▶ _Set task_
Copy every line with the string "JSON" in it.

▶ _Provided data_
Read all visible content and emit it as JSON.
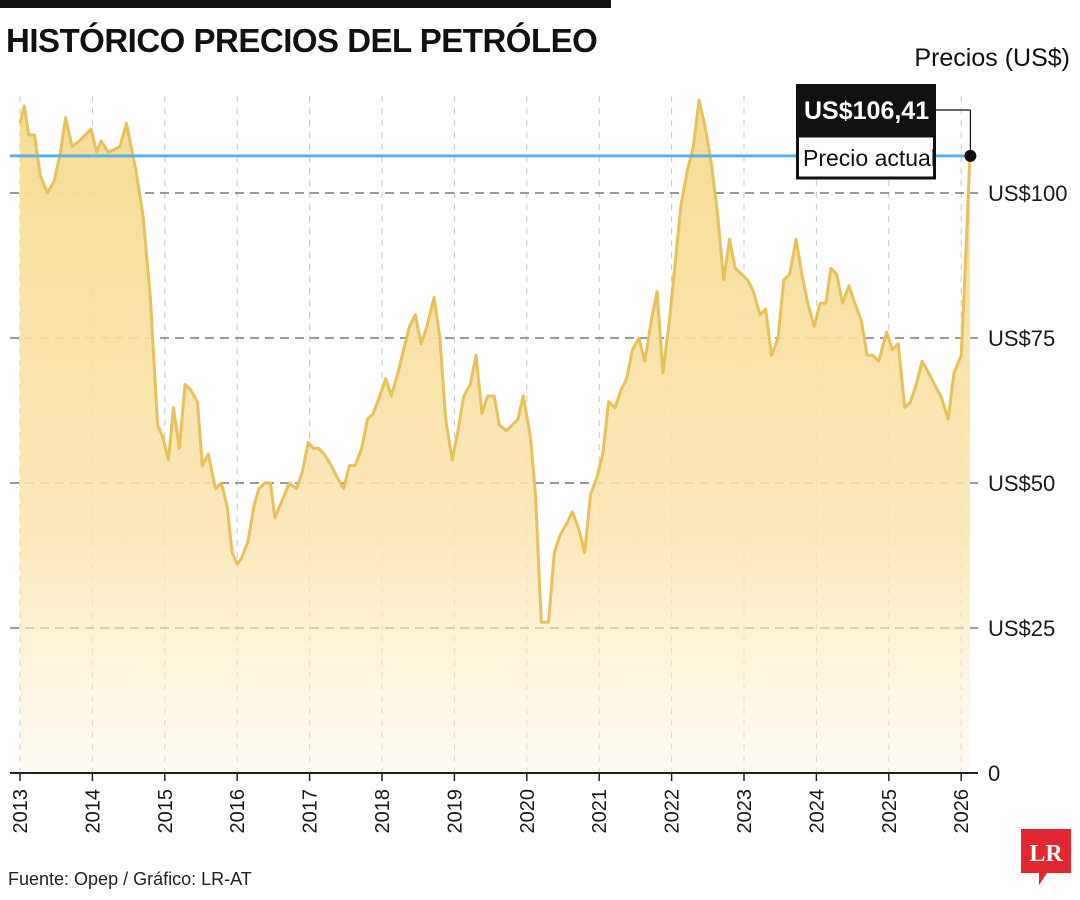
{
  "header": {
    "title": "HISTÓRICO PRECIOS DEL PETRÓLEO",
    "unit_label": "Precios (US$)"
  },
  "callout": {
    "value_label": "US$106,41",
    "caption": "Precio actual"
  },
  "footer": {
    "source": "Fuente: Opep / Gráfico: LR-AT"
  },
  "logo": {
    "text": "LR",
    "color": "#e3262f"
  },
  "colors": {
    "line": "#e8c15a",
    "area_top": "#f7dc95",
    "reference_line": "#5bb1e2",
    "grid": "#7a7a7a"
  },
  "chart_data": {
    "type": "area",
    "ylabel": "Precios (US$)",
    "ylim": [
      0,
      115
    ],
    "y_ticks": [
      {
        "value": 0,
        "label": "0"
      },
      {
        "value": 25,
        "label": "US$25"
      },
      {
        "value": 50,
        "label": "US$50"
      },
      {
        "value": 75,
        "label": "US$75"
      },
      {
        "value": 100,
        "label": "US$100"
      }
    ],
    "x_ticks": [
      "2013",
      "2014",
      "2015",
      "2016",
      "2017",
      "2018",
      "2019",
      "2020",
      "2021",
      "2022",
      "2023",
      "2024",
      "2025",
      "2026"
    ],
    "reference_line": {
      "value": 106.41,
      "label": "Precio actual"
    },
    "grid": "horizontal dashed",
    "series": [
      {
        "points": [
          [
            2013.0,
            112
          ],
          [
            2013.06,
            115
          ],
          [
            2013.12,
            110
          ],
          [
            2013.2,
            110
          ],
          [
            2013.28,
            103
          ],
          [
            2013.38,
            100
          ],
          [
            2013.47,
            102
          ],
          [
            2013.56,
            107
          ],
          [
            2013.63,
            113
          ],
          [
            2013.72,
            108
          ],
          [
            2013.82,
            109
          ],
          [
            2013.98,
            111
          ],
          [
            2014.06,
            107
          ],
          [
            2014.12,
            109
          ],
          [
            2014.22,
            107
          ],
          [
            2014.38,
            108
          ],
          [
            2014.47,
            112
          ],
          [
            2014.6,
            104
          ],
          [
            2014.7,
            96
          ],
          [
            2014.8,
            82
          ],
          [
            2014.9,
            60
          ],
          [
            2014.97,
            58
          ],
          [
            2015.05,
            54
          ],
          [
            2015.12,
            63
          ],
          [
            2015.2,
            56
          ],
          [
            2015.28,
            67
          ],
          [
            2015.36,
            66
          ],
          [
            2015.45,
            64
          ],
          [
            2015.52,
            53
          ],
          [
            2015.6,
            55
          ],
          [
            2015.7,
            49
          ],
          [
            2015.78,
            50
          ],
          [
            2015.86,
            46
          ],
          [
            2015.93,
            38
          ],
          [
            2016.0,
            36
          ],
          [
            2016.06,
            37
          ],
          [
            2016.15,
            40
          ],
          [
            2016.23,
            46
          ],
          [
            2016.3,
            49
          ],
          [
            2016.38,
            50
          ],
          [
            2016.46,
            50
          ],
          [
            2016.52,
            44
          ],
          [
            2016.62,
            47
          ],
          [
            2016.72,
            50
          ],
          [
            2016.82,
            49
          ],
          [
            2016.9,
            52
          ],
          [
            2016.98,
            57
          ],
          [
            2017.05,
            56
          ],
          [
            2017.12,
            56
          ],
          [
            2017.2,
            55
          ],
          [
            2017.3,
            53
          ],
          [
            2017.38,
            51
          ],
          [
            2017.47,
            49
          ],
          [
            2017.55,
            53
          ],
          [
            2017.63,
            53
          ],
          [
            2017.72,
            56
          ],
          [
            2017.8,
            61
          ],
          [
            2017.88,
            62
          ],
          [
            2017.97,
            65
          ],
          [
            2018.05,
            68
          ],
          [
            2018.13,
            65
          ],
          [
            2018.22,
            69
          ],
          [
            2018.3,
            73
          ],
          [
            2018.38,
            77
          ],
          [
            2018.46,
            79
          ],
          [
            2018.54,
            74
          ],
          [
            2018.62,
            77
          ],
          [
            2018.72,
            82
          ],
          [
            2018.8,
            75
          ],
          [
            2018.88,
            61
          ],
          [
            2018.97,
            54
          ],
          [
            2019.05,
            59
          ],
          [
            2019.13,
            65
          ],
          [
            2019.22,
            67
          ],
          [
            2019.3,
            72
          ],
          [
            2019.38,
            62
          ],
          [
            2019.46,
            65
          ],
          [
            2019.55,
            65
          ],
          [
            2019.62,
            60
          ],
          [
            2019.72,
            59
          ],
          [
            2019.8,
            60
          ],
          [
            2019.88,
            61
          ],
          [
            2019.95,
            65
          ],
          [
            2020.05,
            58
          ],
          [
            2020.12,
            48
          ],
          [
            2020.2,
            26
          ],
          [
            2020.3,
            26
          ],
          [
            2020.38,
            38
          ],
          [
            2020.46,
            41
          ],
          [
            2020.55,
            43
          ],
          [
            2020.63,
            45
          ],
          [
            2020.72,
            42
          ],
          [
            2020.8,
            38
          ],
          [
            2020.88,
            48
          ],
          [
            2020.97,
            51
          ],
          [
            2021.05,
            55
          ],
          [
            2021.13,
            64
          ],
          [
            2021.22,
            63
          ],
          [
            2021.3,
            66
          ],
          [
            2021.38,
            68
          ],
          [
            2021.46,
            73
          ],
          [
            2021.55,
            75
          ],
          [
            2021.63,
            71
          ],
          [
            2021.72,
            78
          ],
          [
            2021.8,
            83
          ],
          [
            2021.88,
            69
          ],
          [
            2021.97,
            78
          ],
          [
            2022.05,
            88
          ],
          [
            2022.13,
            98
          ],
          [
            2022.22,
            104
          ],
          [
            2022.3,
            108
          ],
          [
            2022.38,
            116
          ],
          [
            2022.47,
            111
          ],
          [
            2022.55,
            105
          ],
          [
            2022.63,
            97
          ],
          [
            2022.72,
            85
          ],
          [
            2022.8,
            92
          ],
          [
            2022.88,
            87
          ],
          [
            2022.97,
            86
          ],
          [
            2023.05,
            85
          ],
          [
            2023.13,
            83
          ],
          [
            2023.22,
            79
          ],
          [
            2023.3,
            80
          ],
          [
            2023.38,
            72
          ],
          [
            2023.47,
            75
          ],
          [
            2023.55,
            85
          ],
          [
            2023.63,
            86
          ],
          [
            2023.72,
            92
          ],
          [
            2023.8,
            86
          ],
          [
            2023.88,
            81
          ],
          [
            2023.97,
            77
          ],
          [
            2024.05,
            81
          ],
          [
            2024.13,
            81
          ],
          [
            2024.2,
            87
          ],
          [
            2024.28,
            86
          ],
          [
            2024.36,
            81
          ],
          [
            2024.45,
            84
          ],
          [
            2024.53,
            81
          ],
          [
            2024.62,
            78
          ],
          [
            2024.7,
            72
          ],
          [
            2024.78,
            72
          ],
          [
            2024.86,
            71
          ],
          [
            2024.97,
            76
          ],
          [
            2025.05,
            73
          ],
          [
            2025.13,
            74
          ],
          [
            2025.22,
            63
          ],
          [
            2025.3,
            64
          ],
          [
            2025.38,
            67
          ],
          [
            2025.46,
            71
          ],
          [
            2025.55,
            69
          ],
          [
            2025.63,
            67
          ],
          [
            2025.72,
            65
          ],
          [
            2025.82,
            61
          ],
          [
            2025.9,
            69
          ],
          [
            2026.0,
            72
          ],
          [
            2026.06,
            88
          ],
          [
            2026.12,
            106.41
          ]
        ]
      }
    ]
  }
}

...

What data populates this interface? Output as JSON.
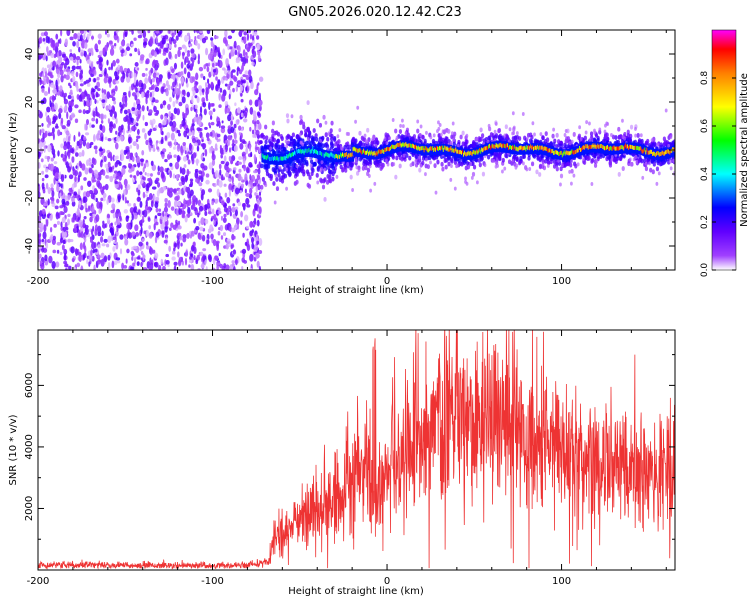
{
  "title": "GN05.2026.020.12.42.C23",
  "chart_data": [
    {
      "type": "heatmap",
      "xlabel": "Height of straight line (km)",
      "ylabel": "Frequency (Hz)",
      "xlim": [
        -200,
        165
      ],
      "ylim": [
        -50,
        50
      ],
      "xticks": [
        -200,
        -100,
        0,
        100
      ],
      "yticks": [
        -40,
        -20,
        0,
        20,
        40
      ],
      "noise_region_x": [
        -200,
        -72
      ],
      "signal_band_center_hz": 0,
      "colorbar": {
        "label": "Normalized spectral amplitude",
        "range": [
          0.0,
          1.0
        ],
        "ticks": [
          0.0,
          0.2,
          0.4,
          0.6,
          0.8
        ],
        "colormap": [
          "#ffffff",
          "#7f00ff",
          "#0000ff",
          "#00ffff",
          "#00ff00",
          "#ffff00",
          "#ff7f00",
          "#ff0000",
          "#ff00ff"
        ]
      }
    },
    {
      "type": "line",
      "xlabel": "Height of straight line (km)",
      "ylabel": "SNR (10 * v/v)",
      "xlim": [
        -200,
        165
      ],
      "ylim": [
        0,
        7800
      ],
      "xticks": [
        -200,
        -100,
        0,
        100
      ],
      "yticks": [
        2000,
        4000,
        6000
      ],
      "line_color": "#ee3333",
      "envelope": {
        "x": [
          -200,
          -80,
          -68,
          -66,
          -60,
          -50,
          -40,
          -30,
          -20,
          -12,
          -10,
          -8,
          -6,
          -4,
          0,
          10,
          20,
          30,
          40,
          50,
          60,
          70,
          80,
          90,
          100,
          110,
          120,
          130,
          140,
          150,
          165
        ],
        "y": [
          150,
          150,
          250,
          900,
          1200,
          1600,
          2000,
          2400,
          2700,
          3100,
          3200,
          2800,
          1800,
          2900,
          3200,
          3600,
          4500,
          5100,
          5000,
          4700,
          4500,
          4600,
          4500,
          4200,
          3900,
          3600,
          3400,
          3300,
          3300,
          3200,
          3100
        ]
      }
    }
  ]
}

▶ _Solution to this task_
Read all visible content and emit it as JSON.
What data populates this interface? Output as JSON.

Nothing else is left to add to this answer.